--- START OF Data for this task ---

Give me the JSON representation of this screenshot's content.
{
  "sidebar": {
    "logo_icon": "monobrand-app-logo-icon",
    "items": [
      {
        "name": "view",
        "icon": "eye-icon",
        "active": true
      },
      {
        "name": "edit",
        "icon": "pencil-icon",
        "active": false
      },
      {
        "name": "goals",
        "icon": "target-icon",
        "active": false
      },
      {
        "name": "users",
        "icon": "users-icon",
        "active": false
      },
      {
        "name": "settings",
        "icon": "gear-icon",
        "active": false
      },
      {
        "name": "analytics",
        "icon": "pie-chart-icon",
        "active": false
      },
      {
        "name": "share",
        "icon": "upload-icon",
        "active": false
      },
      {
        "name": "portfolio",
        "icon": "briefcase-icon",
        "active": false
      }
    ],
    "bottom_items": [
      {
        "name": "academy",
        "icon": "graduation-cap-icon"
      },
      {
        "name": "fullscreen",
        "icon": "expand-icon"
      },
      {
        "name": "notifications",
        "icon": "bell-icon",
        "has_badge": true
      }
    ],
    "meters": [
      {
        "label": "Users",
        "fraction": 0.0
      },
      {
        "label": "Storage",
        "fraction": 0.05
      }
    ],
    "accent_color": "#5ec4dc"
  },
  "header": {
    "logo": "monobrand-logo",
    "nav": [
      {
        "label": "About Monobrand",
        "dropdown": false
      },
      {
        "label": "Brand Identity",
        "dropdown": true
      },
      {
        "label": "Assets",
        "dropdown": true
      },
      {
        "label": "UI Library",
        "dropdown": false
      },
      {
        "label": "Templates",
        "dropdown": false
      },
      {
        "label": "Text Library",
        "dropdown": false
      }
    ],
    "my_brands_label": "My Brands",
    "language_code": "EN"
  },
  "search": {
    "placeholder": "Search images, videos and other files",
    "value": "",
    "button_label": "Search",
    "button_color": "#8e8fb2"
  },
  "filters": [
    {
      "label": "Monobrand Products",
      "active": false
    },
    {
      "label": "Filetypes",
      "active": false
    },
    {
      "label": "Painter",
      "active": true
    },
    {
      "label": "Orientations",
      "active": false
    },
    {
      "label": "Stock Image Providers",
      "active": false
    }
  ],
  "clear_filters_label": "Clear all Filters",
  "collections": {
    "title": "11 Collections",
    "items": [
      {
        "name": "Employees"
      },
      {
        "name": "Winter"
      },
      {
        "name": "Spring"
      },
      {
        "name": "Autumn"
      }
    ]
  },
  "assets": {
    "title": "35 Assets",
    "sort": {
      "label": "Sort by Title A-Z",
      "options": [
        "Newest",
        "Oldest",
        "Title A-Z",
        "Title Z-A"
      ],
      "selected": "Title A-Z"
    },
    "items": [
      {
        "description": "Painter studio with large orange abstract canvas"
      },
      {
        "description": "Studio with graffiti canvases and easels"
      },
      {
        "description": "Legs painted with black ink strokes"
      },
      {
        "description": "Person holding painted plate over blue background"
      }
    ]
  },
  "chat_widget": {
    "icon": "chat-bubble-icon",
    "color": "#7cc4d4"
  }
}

--- END OF Data for this task ---

Given exercise
Reproduce each record exactly, leaving nothing out.

Result for this exercise
Give me the JSON representation of this screenshot's content.
{
  "sidebar": {
    "logo_icon": "monobrand-app-logo-icon",
    "items": [
      {
        "name": "view",
        "icon": "eye-icon",
        "active": true
      },
      {
        "name": "edit",
        "icon": "pencil-icon",
        "active": false
      },
      {
        "name": "goals",
        "icon": "target-icon",
        "active": false
      },
      {
        "name": "users",
        "icon": "users-icon",
        "active": false
      },
      {
        "name": "settings",
        "icon": "gear-icon",
        "active": false
      },
      {
        "name": "analytics",
        "icon": "pie-chart-icon",
        "active": false
      },
      {
        "name": "share",
        "icon": "upload-icon",
        "active": false
      },
      {
        "name": "portfolio",
        "icon": "briefcase-icon",
        "active": false
      }
    ],
    "bottom_items": [
      {
        "name": "academy",
        "icon": "graduation-cap-icon"
      },
      {
        "name": "fullscreen",
        "icon": "expand-icon"
      },
      {
        "name": "notifications",
        "icon": "bell-icon",
        "has_badge": true
      }
    ],
    "meters": [
      {
        "label": "Users",
        "fraction": 0.0
      },
      {
        "label": "Storage",
        "fraction": 0.05
      }
    ],
    "accent_color": "#5ec4dc"
  },
  "header": {
    "logo": "monobrand-logo",
    "nav": [
      {
        "label": "About Monobrand",
        "dropdown": false
      },
      {
        "label": "Brand Identity",
        "dropdown": true
      },
      {
        "label": "Assets",
        "dropdown": true
      },
      {
        "label": "UI Library",
        "dropdown": false
      },
      {
        "label": "Templates",
        "dropdown": false
      },
      {
        "label": "Text Library",
        "dropdown": false
      }
    ],
    "my_brands_label": "My Brands",
    "language_code": "EN"
  },
  "search": {
    "placeholder": "Search images, videos and other files",
    "value": "",
    "button_label": "Search",
    "button_color": "#8e8fb2"
  },
  "filters": [
    {
      "label": "Monobrand Products",
      "active": false
    },
    {
      "label": "Filetypes",
      "active": false
    },
    {
      "label": "Painter",
      "active": true
    },
    {
      "label": "Orientations",
      "active": false
    },
    {
      "label": "Stock Image Providers",
      "active": false
    }
  ],
  "clear_filters_label": "Clear all Filters",
  "collections": {
    "title": "11 Collections",
    "items": [
      {
        "name": "Employees"
      },
      {
        "name": "Winter"
      },
      {
        "name": "Spring"
      },
      {
        "name": "Autumn"
      }
    ]
  },
  "assets": {
    "title": "35 Assets",
    "sort": {
      "label": "Sort by Title A-Z",
      "options": [
        "Newest",
        "Oldest",
        "Title A-Z",
        "Title Z-A"
      ],
      "selected": "Title A-Z"
    },
    "items": [
      {
        "description": "Painter studio with large orange abstract canvas"
      },
      {
        "description": "Studio with graffiti canvases and easels"
      },
      {
        "description": "Legs painted with black ink strokes"
      },
      {
        "description": "Person holding painted plate over blue background"
      }
    ]
  },
  "chat_widget": {
    "icon": "chat-bubble-icon",
    "color": "#7cc4d4"
  }
}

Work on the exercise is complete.